Supplied records
* * *

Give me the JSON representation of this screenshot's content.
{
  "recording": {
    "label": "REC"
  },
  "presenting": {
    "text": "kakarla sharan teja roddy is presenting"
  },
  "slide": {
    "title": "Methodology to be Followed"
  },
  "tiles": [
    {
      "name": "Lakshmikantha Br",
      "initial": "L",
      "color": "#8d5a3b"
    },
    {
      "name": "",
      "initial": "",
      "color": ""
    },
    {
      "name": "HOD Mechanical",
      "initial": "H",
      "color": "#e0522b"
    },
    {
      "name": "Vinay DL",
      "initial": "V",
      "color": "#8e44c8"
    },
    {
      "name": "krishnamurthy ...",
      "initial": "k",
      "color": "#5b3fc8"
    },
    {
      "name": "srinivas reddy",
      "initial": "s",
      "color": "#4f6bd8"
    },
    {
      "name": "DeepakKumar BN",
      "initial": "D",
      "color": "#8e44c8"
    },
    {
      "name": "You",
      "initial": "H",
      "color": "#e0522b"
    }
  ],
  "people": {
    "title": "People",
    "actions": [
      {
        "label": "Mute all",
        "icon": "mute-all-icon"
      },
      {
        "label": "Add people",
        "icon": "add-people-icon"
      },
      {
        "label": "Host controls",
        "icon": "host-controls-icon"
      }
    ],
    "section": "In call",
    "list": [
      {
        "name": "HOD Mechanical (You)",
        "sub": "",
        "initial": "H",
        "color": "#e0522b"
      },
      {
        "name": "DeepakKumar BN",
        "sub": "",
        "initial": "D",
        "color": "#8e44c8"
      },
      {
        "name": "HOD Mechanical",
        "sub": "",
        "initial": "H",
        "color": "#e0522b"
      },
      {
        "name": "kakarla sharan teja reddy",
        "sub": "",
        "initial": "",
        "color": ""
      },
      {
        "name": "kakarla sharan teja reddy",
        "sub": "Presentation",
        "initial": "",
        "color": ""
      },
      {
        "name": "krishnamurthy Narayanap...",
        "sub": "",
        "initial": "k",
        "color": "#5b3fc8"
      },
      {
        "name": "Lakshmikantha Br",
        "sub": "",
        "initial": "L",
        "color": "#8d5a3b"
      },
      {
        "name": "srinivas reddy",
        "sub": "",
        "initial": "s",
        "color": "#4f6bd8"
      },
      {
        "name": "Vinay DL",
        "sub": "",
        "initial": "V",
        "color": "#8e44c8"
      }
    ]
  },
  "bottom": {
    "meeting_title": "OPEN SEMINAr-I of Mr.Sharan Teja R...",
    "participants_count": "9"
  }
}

* * *

The problem
Within the data above, pick out all lines holding the word "label".

Full output
    "label": "REC"
        "label": "Mute all",
        "label": "Add people",
        "label": "Host controls",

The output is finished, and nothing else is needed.